- _TASK PROMPT_: State the number of lines in these records that include the word "this", and add nothing to it.

[Data entries for graphics]
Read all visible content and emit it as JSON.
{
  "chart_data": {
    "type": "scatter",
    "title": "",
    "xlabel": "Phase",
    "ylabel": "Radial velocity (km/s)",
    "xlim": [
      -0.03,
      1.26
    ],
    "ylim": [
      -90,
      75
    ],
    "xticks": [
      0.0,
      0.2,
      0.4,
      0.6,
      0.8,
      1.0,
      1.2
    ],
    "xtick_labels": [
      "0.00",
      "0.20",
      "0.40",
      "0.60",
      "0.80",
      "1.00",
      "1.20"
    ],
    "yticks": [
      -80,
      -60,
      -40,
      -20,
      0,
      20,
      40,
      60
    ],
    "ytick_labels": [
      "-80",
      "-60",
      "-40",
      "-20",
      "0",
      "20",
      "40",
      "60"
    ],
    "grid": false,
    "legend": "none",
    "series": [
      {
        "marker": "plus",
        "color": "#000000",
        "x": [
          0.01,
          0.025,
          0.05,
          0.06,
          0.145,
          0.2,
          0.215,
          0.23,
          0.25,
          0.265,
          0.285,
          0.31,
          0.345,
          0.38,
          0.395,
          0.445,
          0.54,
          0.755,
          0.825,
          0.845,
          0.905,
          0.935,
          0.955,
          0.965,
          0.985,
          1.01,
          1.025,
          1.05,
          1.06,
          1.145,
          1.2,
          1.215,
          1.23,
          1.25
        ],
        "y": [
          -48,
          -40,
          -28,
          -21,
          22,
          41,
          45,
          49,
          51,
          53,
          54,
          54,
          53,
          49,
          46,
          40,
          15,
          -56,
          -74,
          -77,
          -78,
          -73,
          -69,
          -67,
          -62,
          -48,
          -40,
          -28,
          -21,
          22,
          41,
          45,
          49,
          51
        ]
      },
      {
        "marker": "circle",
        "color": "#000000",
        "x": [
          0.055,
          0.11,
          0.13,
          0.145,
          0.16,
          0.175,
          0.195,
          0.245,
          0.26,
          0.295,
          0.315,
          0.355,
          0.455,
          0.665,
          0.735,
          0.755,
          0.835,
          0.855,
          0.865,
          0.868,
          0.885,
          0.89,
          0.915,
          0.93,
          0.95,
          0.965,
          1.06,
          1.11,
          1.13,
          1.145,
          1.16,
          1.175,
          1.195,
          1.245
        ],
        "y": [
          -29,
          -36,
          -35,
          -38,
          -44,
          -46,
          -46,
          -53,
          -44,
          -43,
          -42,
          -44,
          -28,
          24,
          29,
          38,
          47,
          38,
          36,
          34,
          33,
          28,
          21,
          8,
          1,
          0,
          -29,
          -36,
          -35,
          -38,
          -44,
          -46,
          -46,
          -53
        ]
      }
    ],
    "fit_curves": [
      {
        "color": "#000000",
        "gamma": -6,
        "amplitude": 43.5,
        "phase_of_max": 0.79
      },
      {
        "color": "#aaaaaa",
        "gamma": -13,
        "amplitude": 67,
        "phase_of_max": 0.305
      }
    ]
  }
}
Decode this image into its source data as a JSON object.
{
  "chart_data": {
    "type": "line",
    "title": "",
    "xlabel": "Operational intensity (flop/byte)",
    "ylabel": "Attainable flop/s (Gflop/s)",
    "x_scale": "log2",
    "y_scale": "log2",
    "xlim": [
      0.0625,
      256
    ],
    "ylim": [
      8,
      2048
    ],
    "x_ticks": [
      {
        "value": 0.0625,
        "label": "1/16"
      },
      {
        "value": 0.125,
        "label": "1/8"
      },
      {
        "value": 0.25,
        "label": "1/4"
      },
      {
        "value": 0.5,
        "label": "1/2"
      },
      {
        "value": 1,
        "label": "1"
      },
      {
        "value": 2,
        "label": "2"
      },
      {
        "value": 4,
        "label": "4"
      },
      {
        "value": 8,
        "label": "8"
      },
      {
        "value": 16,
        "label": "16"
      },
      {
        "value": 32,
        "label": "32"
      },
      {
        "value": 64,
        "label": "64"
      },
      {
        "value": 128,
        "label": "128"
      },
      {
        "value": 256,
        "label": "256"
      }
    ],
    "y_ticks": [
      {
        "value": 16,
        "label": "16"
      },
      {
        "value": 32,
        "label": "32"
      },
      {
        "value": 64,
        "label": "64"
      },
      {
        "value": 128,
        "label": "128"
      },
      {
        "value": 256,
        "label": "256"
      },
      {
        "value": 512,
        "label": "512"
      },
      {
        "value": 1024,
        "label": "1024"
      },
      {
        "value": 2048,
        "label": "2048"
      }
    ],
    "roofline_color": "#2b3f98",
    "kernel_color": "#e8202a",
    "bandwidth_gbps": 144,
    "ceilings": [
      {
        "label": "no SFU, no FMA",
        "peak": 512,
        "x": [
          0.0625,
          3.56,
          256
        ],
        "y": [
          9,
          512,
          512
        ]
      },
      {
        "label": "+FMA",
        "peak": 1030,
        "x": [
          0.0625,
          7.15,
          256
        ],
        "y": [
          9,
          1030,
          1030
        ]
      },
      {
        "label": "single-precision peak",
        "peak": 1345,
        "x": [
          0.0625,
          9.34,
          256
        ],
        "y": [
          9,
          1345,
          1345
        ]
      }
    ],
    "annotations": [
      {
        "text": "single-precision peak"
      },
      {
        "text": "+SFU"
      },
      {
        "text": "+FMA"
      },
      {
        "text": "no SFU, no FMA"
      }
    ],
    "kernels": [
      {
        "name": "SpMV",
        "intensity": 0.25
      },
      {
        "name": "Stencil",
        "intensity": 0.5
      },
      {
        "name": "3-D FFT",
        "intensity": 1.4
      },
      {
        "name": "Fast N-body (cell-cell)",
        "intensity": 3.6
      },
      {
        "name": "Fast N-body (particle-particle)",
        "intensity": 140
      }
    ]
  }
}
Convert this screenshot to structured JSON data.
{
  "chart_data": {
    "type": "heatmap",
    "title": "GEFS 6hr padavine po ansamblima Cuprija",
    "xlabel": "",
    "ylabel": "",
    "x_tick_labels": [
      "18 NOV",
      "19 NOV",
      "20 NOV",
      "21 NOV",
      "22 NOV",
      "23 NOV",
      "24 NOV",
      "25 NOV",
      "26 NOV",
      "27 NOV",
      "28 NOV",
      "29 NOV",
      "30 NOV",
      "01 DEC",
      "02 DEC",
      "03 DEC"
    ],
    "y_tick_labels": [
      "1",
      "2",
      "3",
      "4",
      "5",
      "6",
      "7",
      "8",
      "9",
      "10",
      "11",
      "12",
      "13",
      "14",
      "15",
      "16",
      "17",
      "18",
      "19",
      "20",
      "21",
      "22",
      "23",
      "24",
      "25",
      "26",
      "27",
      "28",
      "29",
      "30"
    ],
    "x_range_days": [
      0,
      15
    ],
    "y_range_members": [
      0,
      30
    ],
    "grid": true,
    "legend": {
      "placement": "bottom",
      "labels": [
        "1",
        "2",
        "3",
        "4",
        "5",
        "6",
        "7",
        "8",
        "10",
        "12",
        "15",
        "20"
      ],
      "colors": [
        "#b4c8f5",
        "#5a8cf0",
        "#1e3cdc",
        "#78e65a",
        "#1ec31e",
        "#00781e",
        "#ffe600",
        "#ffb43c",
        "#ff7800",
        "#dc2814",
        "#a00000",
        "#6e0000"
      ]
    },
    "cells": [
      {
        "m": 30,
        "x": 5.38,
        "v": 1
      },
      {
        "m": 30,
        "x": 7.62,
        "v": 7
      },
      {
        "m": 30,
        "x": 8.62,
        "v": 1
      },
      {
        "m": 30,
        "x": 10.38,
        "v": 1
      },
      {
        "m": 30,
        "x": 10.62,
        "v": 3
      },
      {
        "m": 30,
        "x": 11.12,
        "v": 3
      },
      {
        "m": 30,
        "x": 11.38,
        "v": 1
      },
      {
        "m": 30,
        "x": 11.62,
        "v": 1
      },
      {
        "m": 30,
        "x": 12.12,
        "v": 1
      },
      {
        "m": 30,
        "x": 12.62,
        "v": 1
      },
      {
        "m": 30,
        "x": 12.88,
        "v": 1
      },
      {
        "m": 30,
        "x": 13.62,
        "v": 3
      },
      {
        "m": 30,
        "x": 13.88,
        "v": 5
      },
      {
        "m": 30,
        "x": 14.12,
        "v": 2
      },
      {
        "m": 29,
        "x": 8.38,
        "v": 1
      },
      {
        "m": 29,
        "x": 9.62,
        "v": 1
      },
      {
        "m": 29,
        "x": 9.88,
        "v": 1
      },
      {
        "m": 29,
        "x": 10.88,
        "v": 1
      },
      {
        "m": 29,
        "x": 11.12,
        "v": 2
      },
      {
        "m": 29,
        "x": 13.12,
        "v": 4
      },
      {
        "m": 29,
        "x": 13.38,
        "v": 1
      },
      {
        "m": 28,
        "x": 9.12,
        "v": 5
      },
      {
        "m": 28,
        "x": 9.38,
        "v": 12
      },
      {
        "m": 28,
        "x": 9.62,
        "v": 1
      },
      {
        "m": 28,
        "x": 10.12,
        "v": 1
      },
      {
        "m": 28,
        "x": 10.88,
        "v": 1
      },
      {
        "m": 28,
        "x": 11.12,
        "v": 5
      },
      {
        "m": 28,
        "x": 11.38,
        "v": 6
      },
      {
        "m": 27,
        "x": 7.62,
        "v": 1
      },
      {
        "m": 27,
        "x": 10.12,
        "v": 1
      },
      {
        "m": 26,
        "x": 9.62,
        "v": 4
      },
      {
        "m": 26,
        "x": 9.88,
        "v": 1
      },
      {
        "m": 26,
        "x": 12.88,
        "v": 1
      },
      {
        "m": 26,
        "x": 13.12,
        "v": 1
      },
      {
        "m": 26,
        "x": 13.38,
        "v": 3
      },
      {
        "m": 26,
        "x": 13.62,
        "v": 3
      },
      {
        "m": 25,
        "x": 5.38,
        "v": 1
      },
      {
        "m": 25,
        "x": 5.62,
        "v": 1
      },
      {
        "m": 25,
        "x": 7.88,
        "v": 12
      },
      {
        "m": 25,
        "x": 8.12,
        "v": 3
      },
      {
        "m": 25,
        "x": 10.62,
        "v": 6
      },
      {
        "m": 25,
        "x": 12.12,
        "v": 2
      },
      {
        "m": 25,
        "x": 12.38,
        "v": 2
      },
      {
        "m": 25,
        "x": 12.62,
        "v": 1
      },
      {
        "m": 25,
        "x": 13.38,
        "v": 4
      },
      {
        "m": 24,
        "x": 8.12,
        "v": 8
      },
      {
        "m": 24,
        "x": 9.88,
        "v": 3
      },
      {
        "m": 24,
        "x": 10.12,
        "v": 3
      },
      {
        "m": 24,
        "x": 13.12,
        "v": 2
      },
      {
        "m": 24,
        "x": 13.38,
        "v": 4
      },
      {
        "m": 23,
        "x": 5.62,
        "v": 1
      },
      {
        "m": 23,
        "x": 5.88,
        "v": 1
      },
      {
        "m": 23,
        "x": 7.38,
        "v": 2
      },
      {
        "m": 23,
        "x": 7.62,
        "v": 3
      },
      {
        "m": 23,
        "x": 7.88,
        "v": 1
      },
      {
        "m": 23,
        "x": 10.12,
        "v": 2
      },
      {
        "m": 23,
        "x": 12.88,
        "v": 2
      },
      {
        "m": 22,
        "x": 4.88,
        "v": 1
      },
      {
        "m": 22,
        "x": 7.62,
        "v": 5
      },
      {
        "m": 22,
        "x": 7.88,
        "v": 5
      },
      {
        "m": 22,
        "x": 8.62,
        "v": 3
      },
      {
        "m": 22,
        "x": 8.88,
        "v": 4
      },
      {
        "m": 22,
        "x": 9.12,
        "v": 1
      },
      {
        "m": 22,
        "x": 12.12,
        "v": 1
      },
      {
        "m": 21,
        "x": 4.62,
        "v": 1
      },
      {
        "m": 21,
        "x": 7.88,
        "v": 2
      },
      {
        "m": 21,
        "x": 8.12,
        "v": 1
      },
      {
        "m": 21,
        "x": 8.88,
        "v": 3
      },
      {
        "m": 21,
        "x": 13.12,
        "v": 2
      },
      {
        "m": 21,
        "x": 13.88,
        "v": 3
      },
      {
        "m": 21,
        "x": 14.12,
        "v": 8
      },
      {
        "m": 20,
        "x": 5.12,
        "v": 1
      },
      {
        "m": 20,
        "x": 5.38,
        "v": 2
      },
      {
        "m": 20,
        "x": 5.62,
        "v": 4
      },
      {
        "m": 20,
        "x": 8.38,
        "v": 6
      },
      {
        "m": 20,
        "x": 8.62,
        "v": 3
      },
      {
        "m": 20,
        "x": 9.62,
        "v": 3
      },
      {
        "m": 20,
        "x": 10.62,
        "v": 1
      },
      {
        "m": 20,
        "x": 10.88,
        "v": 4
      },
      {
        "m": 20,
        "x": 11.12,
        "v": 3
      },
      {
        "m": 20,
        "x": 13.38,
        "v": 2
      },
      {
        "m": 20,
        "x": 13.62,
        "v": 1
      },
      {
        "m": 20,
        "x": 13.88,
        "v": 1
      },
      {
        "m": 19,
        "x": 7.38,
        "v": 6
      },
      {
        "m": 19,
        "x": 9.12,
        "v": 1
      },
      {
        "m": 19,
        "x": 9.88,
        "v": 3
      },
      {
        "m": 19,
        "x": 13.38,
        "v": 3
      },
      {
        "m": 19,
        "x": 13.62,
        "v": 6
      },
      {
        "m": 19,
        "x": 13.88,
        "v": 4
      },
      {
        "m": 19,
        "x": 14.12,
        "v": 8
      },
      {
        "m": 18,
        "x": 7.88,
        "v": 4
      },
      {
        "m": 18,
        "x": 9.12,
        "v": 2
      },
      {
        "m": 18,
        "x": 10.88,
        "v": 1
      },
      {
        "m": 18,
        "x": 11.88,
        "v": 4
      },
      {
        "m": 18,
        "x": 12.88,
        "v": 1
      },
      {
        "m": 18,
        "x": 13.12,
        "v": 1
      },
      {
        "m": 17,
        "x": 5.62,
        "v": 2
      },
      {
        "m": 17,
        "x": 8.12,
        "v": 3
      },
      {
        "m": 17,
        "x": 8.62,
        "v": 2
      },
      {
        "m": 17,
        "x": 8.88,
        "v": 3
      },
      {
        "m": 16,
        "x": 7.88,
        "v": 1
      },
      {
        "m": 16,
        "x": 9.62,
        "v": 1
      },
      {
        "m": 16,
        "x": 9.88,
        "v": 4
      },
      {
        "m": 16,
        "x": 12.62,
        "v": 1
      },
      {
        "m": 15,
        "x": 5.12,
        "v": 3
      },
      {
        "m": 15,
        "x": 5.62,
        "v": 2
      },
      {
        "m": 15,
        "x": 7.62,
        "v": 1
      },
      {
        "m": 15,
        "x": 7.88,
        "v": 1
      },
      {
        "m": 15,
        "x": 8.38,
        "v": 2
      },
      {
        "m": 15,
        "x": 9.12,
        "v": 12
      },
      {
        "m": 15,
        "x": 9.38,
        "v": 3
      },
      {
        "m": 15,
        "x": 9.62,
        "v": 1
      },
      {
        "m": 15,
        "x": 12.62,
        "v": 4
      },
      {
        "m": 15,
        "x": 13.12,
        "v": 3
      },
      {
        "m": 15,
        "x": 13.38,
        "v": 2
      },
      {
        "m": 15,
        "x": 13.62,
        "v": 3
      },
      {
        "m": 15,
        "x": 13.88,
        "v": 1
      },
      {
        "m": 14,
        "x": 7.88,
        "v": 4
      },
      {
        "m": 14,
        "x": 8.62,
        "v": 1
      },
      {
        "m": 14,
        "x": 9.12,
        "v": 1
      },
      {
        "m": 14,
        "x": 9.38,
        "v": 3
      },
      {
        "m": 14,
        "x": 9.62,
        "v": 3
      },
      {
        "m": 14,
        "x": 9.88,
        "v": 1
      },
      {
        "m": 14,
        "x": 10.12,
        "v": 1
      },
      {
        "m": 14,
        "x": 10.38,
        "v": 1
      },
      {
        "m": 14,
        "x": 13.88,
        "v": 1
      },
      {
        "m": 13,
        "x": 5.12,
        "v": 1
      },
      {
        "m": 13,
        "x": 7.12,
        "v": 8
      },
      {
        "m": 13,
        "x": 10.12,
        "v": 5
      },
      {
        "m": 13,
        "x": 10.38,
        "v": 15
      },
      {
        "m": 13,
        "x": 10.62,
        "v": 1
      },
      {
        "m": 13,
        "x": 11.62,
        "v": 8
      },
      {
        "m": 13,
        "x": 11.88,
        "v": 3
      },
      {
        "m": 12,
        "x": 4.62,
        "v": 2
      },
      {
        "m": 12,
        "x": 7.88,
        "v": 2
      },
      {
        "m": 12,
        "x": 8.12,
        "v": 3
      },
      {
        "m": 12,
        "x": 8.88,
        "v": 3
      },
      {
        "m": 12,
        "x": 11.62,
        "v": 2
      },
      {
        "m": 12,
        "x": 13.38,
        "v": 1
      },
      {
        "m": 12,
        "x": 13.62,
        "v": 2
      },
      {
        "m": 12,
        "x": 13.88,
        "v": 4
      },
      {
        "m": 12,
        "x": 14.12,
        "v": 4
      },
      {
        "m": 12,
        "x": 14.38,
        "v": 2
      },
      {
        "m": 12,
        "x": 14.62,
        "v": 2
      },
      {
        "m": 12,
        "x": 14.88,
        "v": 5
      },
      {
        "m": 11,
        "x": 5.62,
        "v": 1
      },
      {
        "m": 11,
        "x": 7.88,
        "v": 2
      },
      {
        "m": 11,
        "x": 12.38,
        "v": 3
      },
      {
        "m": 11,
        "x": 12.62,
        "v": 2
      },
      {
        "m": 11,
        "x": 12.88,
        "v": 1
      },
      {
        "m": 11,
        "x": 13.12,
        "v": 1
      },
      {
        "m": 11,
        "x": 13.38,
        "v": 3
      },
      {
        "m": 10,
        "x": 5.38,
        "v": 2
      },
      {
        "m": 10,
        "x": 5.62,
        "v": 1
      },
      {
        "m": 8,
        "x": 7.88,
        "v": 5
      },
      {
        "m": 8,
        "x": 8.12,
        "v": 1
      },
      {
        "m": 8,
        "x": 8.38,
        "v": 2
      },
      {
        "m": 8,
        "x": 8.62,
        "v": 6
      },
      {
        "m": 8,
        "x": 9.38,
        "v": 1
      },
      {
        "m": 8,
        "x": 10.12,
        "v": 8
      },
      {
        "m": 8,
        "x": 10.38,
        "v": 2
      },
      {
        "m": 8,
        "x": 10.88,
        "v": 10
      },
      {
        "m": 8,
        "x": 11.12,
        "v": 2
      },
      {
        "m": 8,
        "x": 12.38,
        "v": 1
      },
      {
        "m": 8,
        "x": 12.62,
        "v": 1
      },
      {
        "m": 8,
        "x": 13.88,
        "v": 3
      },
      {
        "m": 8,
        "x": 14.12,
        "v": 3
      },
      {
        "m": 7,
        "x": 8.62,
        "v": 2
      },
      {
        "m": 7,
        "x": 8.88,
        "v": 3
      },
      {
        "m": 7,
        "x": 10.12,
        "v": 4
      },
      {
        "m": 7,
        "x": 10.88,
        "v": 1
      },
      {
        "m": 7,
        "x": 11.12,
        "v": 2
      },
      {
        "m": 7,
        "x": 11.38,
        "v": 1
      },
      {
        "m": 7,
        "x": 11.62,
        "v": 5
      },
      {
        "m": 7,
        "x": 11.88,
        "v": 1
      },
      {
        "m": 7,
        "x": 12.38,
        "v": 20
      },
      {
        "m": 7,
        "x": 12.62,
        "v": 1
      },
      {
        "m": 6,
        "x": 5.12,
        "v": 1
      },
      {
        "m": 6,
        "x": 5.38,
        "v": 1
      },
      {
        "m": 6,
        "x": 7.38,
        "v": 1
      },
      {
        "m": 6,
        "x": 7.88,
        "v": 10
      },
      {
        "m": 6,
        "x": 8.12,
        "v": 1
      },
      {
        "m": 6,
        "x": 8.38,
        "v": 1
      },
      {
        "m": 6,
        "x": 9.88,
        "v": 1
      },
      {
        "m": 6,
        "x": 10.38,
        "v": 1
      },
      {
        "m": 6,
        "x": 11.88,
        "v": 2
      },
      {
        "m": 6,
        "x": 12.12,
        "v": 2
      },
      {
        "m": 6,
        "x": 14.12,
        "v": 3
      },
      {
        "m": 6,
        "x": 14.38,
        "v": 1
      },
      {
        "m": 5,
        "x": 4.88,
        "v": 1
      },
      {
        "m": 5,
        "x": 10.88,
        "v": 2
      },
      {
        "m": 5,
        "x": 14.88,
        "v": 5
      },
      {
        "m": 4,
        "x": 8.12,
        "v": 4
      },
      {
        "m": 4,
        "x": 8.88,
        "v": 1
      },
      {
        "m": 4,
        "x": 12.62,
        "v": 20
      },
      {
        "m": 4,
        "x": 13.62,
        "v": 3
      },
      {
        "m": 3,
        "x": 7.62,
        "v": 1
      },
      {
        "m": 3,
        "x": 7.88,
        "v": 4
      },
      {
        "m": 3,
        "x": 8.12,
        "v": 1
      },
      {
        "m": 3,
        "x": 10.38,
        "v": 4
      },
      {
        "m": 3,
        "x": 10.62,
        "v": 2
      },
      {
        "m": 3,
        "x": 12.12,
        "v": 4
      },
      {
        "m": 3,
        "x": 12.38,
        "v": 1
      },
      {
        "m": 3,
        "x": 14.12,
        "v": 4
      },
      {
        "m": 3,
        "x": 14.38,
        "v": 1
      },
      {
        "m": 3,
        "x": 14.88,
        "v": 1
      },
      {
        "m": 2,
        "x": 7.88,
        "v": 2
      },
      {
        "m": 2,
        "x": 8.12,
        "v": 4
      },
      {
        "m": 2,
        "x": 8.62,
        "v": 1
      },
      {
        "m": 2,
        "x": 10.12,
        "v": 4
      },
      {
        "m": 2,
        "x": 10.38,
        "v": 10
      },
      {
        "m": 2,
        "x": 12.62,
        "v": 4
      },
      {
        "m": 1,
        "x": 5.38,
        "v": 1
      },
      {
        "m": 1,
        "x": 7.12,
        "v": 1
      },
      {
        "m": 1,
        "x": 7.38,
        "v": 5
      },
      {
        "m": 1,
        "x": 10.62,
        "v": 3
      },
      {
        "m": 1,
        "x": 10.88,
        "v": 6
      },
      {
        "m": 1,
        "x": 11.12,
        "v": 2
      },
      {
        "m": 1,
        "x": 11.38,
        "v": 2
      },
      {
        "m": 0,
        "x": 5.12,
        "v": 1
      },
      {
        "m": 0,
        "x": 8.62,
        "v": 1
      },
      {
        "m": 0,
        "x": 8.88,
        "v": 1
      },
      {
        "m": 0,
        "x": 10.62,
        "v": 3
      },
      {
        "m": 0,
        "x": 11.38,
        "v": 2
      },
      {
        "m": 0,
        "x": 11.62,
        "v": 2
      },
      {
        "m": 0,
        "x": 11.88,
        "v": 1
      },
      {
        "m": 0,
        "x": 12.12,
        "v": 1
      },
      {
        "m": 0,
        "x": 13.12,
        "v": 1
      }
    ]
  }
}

- _FULL SOLUTION_: 2